- TO DO -
Show every line in the entries below where the word "январь" appears.

Structured figure records:
· · ·

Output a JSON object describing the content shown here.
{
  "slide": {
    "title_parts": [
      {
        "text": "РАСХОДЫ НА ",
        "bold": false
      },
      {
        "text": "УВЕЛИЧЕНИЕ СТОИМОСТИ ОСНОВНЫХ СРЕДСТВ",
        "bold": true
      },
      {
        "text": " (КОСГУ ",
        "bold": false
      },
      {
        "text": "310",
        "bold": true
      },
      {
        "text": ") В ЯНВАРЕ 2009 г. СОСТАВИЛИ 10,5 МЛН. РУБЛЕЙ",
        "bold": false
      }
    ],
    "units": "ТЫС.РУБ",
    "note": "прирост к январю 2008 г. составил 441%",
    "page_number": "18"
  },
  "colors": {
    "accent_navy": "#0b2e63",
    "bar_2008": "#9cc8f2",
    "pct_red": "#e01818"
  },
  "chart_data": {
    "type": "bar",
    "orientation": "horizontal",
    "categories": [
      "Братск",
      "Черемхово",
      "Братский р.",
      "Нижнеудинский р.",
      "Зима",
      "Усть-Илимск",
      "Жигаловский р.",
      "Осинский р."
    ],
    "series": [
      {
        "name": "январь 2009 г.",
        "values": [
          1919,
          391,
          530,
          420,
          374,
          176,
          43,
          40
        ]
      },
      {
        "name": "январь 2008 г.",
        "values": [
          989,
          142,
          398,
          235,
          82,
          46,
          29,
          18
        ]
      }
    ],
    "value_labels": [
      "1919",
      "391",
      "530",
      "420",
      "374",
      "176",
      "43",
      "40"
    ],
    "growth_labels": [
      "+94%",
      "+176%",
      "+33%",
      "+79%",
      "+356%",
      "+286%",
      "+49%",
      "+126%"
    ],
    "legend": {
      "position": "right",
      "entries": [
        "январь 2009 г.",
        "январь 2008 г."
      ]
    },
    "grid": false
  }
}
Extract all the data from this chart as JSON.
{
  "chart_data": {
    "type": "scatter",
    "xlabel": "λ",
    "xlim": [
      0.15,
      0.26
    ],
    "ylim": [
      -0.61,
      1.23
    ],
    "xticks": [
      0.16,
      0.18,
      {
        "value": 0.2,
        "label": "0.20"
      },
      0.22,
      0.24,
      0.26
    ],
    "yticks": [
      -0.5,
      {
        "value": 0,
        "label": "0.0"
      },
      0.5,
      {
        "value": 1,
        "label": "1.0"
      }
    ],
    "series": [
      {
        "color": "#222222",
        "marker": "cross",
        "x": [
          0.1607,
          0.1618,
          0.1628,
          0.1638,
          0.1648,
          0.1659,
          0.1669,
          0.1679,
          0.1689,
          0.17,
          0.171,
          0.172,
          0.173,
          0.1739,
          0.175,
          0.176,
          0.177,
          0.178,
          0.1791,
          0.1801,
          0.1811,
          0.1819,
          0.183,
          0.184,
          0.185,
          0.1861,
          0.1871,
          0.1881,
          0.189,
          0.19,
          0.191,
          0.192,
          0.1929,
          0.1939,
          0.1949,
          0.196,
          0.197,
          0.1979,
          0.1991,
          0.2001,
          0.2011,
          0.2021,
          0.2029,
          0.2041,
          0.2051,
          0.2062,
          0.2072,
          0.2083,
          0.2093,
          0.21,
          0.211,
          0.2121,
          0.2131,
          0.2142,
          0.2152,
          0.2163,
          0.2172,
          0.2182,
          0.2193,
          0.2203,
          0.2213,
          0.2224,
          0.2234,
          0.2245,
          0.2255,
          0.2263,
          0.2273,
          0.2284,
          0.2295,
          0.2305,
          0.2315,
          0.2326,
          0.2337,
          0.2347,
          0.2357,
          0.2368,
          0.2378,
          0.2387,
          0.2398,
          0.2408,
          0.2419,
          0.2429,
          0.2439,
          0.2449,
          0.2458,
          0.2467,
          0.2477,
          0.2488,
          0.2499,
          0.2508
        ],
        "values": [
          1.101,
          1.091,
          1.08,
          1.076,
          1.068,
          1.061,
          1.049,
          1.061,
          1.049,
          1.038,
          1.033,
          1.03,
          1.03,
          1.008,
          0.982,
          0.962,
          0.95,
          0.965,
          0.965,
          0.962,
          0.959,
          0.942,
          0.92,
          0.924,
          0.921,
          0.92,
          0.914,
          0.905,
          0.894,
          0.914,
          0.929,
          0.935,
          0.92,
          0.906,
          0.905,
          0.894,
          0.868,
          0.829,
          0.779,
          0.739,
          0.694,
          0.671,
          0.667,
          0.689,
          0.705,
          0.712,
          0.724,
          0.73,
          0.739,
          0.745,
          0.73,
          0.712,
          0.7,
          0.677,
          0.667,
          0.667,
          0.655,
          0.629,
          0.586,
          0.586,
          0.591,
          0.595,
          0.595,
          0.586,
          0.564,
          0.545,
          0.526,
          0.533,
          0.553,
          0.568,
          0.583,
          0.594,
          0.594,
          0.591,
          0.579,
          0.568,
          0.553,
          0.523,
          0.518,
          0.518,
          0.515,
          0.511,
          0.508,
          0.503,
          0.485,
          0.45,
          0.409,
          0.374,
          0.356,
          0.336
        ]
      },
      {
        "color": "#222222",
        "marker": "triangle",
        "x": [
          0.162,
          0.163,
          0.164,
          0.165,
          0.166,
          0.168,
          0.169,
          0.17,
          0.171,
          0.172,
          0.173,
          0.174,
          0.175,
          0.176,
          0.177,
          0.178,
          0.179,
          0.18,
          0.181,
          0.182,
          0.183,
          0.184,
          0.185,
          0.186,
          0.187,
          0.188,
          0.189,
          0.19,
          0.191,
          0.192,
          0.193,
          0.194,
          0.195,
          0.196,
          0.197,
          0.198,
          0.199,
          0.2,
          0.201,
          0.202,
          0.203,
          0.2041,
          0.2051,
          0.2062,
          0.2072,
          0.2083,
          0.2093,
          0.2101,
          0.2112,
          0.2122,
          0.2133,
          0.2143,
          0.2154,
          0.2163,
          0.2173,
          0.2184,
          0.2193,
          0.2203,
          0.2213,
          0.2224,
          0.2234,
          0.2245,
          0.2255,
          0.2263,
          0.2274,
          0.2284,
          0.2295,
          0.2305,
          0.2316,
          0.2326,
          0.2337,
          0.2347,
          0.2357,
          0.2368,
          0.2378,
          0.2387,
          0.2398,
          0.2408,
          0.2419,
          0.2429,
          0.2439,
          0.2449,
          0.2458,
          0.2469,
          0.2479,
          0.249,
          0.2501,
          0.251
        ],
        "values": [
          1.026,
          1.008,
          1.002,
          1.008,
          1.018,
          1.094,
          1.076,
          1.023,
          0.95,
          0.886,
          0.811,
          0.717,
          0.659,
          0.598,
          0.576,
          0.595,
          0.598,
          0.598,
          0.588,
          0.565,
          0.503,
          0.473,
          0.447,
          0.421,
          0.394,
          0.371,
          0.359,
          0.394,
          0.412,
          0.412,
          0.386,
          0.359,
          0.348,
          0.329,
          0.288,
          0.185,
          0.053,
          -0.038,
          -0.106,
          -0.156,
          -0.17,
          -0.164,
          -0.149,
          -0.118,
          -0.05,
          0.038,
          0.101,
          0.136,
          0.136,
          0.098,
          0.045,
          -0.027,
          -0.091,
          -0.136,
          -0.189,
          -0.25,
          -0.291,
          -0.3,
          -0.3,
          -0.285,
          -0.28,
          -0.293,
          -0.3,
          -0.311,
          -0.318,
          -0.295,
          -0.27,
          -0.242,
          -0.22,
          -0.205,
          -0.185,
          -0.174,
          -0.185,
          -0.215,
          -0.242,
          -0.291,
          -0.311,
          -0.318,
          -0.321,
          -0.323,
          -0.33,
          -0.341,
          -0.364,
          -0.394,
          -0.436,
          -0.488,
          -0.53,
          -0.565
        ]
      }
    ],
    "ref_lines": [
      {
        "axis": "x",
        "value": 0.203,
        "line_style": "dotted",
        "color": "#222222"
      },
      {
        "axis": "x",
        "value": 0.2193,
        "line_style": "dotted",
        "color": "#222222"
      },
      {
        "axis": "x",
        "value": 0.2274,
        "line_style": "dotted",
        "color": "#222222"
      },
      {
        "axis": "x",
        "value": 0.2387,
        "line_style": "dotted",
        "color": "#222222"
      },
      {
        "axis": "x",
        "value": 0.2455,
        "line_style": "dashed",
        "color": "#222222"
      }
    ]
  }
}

· · ·

- THE RESPONSE -
        "name": "январь 2009 г.",
        "name": "январь 2008 г.",
        "январь 2009 г.",
        "январь 2008 г."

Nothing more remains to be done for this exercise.